What is being asked.
Search the material below for the word "wurde". Copy every line where it is found.

Input for this task.
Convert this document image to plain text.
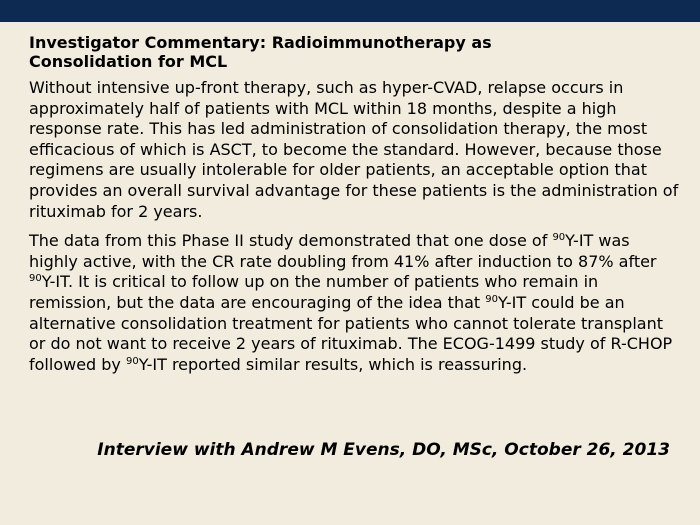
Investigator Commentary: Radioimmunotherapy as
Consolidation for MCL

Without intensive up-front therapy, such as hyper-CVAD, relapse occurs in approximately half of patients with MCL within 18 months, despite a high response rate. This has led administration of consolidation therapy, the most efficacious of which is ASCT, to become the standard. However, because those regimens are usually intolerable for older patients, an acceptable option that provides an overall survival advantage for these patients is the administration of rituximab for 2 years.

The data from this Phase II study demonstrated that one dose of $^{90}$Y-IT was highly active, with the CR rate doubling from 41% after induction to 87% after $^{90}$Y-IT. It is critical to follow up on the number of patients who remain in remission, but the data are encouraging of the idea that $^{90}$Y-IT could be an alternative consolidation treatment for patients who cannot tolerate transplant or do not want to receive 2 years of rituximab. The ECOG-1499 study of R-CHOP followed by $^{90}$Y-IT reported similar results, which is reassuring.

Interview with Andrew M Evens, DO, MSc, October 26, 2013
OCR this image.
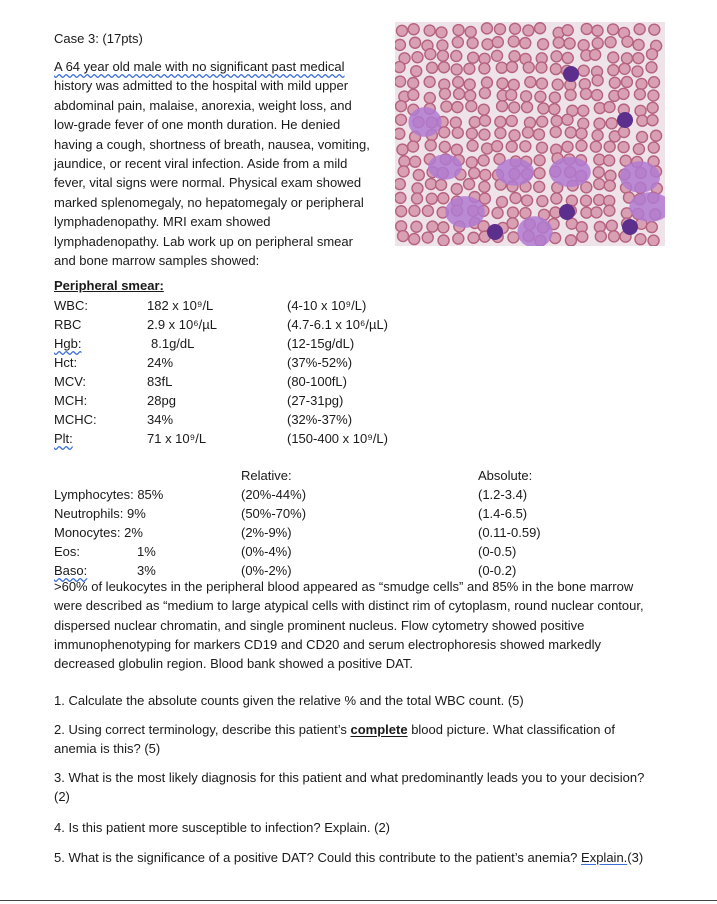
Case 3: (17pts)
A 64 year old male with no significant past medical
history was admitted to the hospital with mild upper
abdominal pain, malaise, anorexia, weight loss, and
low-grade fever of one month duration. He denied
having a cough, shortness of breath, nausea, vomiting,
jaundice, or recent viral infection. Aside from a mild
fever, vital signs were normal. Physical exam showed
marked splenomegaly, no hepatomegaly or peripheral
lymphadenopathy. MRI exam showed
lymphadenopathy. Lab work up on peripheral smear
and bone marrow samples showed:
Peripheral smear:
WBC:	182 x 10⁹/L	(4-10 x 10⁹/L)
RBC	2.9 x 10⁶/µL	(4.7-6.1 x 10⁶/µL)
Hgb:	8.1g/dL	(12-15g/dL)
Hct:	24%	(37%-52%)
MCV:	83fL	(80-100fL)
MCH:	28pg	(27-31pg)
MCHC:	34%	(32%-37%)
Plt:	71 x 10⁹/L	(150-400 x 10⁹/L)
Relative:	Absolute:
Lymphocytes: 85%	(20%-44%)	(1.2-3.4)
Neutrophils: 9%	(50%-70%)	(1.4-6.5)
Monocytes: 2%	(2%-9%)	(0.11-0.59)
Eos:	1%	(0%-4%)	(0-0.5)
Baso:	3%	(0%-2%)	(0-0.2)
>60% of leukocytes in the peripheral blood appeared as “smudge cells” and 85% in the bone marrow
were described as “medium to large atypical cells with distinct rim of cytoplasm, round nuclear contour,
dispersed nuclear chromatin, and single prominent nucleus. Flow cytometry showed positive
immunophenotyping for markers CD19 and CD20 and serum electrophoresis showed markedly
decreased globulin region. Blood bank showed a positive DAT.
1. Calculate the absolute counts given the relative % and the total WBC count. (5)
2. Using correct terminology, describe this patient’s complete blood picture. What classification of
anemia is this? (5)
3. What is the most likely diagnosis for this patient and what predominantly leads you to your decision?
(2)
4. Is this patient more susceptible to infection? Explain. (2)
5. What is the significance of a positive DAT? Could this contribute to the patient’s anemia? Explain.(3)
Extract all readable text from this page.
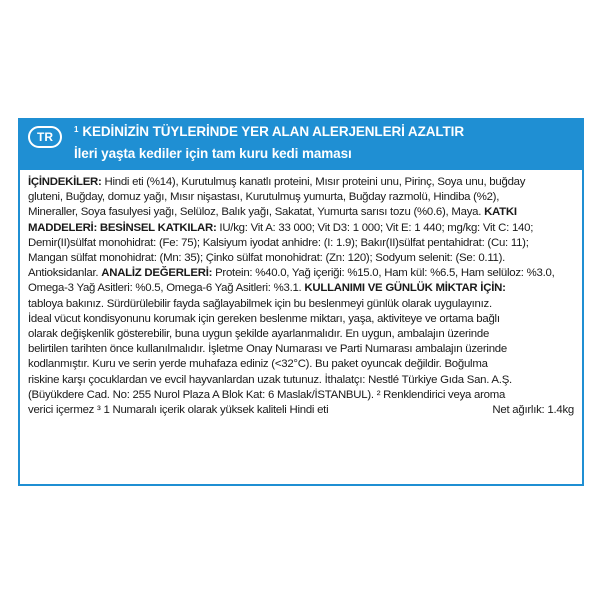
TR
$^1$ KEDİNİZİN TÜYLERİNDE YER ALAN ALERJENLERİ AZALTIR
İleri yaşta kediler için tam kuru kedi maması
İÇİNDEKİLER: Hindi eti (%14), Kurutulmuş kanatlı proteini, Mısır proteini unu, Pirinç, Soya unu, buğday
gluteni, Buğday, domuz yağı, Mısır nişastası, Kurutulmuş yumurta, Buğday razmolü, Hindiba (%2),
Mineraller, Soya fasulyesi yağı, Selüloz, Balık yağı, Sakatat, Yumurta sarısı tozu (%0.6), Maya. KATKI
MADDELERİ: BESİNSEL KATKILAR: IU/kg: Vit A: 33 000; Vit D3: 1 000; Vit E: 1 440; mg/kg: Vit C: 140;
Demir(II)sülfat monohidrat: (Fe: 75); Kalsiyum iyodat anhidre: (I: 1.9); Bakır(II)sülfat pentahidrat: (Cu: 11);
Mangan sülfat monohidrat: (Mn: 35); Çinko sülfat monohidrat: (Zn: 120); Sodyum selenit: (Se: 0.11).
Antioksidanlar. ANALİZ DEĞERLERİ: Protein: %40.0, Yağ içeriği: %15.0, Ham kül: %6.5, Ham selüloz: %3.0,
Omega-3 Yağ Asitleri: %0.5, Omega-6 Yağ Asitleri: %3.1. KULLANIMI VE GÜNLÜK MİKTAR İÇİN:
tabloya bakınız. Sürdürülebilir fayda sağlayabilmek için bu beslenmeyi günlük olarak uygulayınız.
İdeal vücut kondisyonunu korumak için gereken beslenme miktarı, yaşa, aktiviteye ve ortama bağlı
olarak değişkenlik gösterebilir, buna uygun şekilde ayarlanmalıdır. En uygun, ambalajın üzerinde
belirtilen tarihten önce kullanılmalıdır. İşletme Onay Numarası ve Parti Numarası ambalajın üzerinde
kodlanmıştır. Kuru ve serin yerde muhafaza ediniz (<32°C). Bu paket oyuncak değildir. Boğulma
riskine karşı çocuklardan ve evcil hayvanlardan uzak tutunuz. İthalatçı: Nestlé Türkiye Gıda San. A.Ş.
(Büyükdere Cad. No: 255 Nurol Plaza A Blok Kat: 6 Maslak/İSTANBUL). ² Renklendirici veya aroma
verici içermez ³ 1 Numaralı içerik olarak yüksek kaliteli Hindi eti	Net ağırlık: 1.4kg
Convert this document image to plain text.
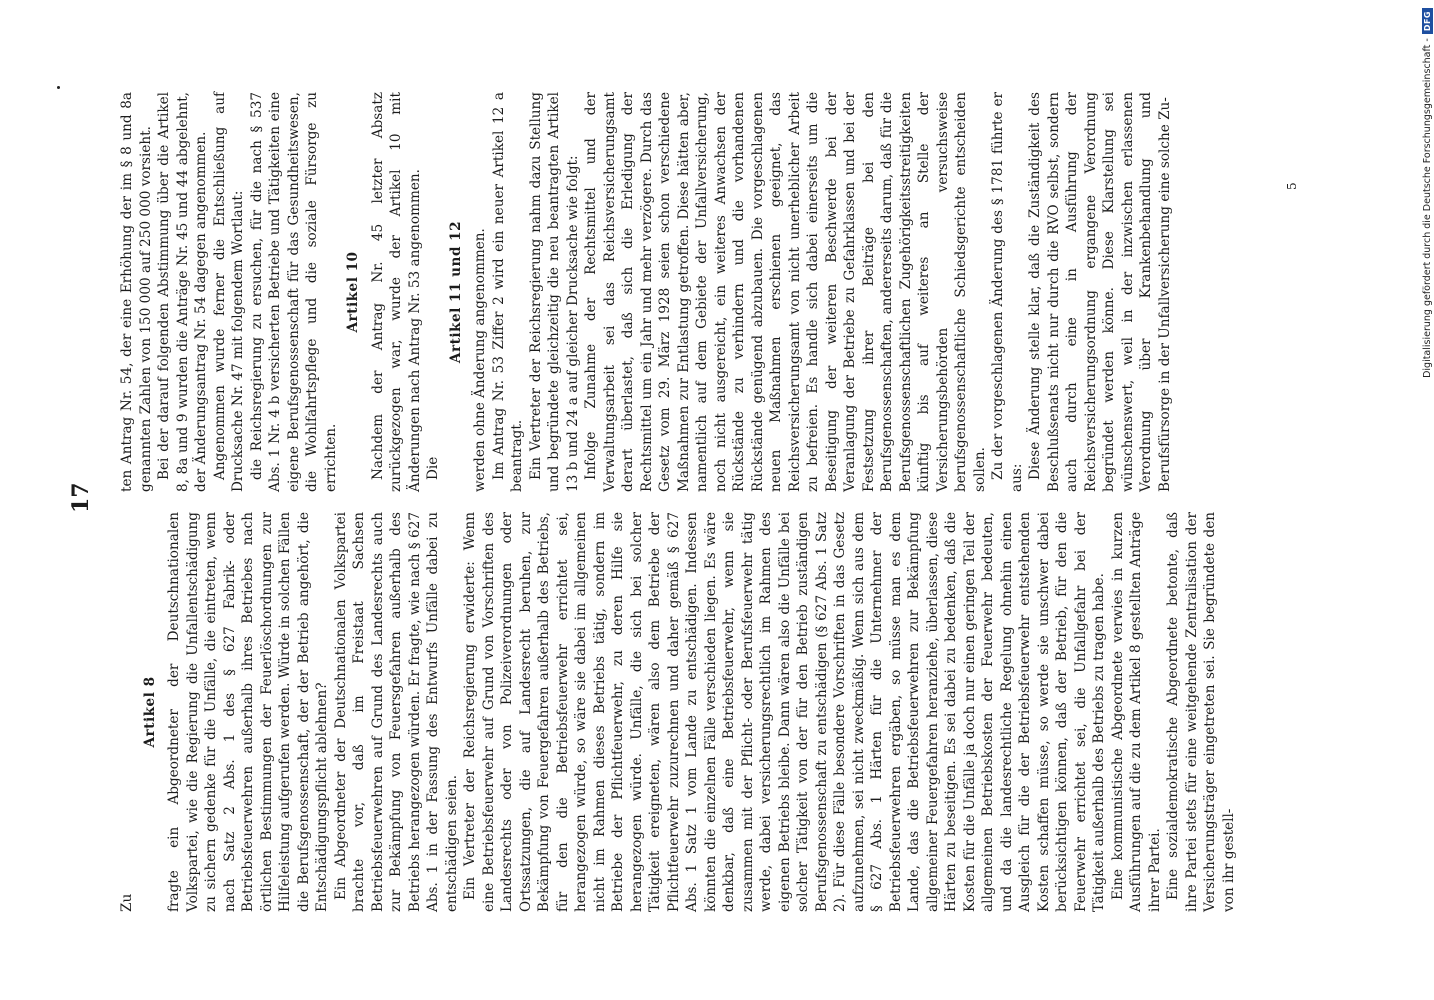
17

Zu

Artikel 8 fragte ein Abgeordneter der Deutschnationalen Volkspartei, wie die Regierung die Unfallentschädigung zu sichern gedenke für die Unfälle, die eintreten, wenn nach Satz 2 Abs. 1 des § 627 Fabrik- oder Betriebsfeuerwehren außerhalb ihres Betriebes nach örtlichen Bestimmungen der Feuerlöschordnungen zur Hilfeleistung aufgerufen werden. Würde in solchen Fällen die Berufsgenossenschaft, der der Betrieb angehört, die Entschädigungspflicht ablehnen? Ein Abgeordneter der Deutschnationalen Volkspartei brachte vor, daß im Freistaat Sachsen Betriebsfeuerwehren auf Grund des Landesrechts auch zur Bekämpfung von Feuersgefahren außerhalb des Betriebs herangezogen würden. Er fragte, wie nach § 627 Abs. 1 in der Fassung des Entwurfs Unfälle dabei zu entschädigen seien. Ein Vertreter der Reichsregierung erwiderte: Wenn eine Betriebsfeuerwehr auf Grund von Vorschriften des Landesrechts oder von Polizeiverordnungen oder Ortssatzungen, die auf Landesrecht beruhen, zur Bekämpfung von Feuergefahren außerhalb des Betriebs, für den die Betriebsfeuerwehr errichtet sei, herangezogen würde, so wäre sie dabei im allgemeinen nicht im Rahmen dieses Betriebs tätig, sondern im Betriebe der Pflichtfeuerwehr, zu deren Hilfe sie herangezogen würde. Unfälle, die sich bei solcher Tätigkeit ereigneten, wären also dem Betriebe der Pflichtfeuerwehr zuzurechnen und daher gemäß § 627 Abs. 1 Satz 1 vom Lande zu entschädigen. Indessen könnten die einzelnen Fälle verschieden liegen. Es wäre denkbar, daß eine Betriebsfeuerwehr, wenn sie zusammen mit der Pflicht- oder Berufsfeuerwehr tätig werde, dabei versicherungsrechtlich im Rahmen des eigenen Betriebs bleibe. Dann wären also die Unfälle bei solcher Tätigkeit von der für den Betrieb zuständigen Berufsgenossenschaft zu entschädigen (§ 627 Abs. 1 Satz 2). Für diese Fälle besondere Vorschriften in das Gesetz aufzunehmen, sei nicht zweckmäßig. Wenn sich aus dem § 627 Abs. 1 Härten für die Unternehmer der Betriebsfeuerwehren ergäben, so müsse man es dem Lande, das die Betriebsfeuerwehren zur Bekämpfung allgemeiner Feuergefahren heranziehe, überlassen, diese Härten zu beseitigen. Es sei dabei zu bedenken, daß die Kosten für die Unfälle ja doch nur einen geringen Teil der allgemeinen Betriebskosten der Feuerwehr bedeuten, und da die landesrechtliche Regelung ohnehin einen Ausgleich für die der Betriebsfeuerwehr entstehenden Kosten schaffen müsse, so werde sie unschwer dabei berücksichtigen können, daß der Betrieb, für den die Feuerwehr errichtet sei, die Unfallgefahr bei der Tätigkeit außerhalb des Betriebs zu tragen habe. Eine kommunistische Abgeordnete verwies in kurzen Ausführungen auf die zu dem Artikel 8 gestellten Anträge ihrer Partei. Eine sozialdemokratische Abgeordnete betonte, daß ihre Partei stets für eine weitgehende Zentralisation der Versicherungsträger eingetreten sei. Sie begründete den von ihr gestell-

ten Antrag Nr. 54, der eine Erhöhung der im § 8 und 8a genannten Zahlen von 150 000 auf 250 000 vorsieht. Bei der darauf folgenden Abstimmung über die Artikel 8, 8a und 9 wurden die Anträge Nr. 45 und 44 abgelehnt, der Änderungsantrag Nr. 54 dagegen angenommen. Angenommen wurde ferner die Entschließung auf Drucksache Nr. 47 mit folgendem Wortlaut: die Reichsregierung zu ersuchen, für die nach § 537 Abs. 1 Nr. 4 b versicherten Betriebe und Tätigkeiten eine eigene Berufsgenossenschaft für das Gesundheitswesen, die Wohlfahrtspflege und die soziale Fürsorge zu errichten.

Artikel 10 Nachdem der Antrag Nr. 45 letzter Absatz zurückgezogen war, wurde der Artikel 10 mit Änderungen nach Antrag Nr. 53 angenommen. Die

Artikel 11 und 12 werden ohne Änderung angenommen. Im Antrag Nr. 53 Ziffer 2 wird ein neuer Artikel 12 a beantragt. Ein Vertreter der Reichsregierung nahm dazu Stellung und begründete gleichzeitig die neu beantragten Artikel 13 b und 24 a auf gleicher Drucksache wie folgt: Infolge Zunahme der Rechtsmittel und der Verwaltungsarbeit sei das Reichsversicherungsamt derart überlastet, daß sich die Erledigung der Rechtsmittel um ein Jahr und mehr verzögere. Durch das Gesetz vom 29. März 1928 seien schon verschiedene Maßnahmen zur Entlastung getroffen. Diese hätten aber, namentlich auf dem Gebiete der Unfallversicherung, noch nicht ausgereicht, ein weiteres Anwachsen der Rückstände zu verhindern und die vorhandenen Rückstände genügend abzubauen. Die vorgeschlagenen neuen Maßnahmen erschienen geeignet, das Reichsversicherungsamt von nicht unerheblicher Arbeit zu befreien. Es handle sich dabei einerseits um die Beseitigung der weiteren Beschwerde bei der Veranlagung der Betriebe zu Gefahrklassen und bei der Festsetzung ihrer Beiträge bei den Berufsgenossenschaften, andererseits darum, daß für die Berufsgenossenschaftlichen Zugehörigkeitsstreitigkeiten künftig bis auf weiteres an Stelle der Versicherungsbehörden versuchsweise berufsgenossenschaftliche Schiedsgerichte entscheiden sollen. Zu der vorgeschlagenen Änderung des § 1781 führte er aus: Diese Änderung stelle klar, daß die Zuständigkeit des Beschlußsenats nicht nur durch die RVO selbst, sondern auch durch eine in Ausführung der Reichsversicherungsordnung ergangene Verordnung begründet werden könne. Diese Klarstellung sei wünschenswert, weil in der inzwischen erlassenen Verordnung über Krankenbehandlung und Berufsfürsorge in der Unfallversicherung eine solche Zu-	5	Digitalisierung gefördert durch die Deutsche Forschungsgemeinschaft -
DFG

Task output.
ten Antrag Nr. 54, der eine Erhöhung der im § 8 und 8a genannten Zahlen von 150 000 auf 250 000 vorsieht. Bei der darauf folgenden Abstimmung über die Artikel 8, 8a und 9 wurden die Anträge Nr. 45 und 44 abgelehnt, der Änderungsantrag Nr. 54 dagegen angenommen. Angenommen wurde ferner die Entschließung auf Drucksache Nr. 47 mit folgendem Wortlaut: die Reichsregierung zu ersuchen, für die nach § 537 Abs. 1 Nr. 4 b versicherten Betriebe und Tätigkeiten eine eigene Berufsgenossenschaft für das Gesundheitswesen, die Wohlfahrtspflege und die soziale Fürsorge zu errichten.
Artikel 10 Nachdem der Antrag Nr. 45 letzter Absatz zurückgezogen war, wurde der Artikel 10 mit Änderungen nach Antrag Nr. 53 angenommen. Die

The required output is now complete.